## BEGIN DATA ENTRIES
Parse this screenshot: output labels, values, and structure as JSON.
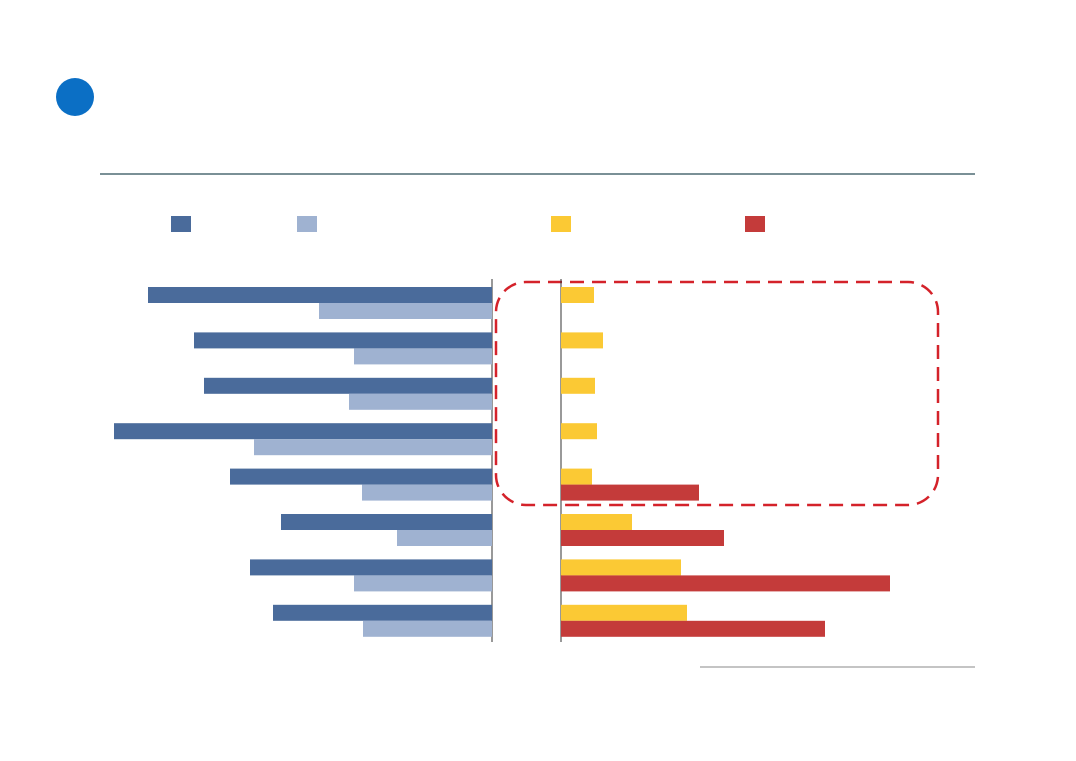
{
  "chart_data": [
    {
      "type": "bar",
      "orientation": "horizontal",
      "direction": "left",
      "categories": [
        null,
        null,
        null,
        null,
        null,
        null,
        null,
        null
      ],
      "series": [
        {
          "color": "#4a6b9b",
          "values": [
            344,
            298,
            288,
            378,
            262,
            211,
            242,
            219
          ]
        },
        {
          "color": "#9fb2d1",
          "values": [
            173,
            138,
            143,
            238,
            130,
            95,
            138,
            129
          ]
        }
      ],
      "xlim": [
        0,
        380
      ]
    },
    {
      "type": "bar",
      "orientation": "horizontal",
      "direction": "right",
      "categories": [
        null,
        null,
        null,
        null,
        null,
        null,
        null,
        null
      ],
      "series": [
        {
          "color": "#fbc934",
          "values": [
            33,
            42,
            34,
            36,
            31,
            71,
            120,
            126
          ]
        },
        {
          "color": "#c43b3a",
          "values": [
            null,
            null,
            null,
            null,
            138,
            163,
            329,
            264
          ]
        }
      ],
      "xlim": [
        0,
        380
      ]
    }
  ]
}
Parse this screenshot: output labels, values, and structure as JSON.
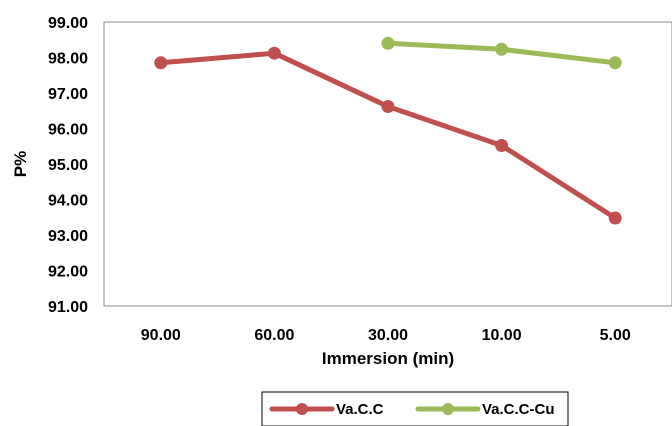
{
  "chart_data": {
    "type": "line",
    "title": "",
    "xlabel": "Immersion (min)",
    "ylabel": "P%",
    "categories": [
      "90.00",
      "60.00",
      "30.00",
      "10.00",
      "5.00"
    ],
    "yticks": [
      "91.00",
      "92.00",
      "93.00",
      "94.00",
      "95.00",
      "96.00",
      "97.00",
      "98.00",
      "99.00"
    ],
    "ylim": [
      91,
      99
    ],
    "grid": false,
    "legend": "bottom",
    "series": [
      {
        "name": "Va.C.C",
        "color": "#C0504D",
        "values": [
          97.85,
          98.12,
          96.62,
          95.52,
          93.48
        ]
      },
      {
        "name": "Va.C.C-Cu",
        "color": "#9BBB59",
        "values": [
          null,
          null,
          98.4,
          98.23,
          97.85
        ]
      }
    ]
  }
}
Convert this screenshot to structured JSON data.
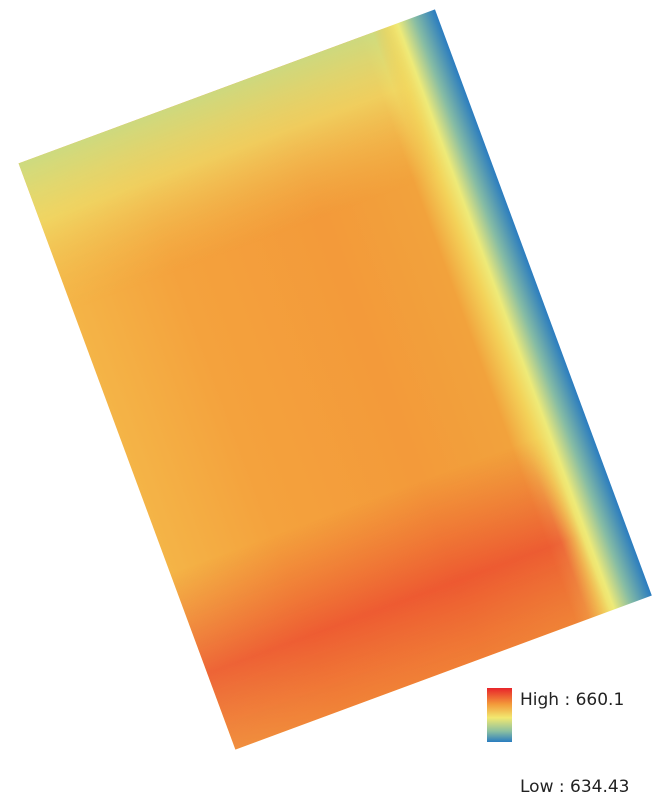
{
  "legend": {
    "high": "High : 660.1",
    "low": "Low : 634.43"
  }
}
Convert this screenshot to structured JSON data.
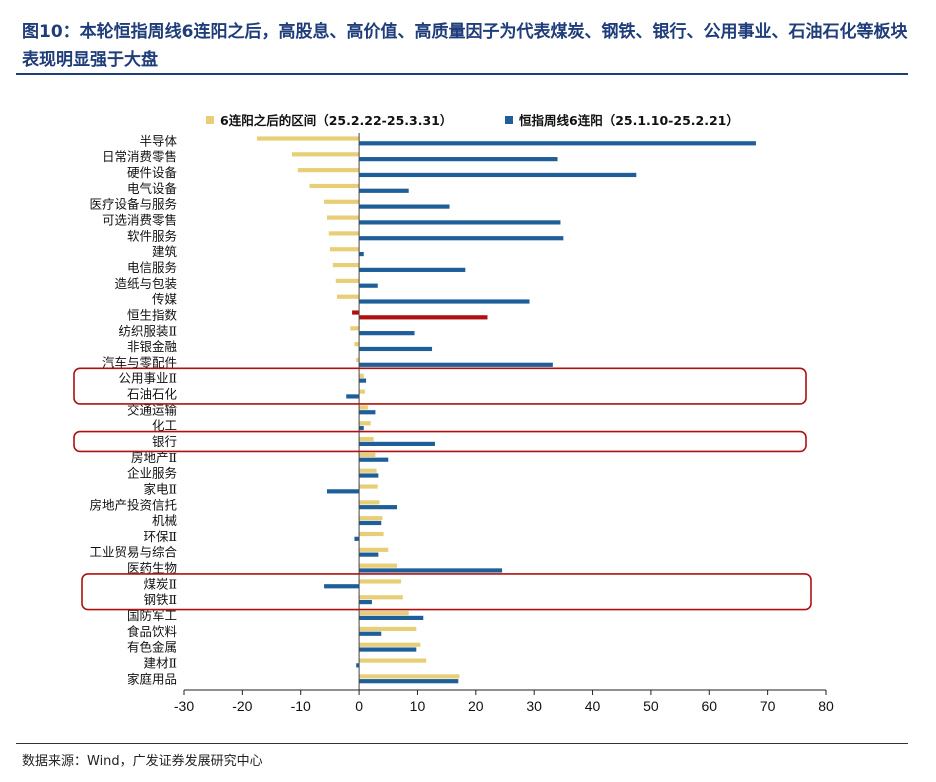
## END DATA ENTRIES
Reproduce the whole listing exactly, but not the images in it.

Parse this screenshot: output labels, values, and structure as JSON.
{
  "chart_data": [
    {
      "type": "bar",
      "orientation": "horizontal",
      "direction": "left",
      "categories": [
        null,
        null,
        null,
        null,
        null,
        null,
        null,
        null
      ],
      "series": [
        {
          "color": "#4a6b9b",
          "values": [
            344,
            298,
            288,
            378,
            262,
            211,
            242,
            219
          ]
        },
        {
          "color": "#9fb2d1",
          "values": [
            173,
            138,
            143,
            238,
            130,
            95,
            138,
            129
          ]
        }
      ],
      "xlim": [
        0,
        380
      ]
    },
    {
      "type": "bar",
      "orientation": "horizontal",
      "direction": "right",
      "categories": [
        null,
        null,
        null,
        null,
        null,
        null,
        null,
        null
      ],
      "series": [
        {
          "color": "#fbc934",
          "values": [
            33,
            42,
            34,
            36,
            31,
            71,
            120,
            126
          ]
        },
        {
          "color": "#c43b3a",
          "values": [
            null,
            null,
            null,
            null,
            138,
            163,
            329,
            264
          ]
        }
      ],
      "xlim": [
        0,
        380
      ]
    }
  ]
}
Parse this screenshot: output labels, values, and structure as JSON.
{
  "chart_data": {
    "type": "line",
    "title": "",
    "xlabel": "Immersion (min)",
    "ylabel": "P%",
    "categories": [
      "90.00",
      "60.00",
      "30.00",
      "10.00",
      "5.00"
    ],
    "yticks": [
      "91.00",
      "92.00",
      "93.00",
      "94.00",
      "95.00",
      "96.00",
      "97.00",
      "98.00",
      "99.00"
    ],
    "ylim": [
      91,
      99
    ],
    "grid": false,
    "legend": "bottom",
    "series": [
      {
        "name": "Va.C.C",
        "color": "#C0504D",
        "values": [
          97.85,
          98.12,
          96.62,
          95.52,
          93.48
        ]
      },
      {
        "name": "Va.C.C-Cu",
        "color": "#9BBB59",
        "values": [
          null,
          null,
          98.4,
          98.23,
          97.85
        ]
      }
    ]
  }
}
Convert this screenshot to structured JSON data.
{
  "legend": {
    "high": "High : 660.1",
    "low": "Low : 634.43"
  }
}
Convert this screenshot to structured JSON data.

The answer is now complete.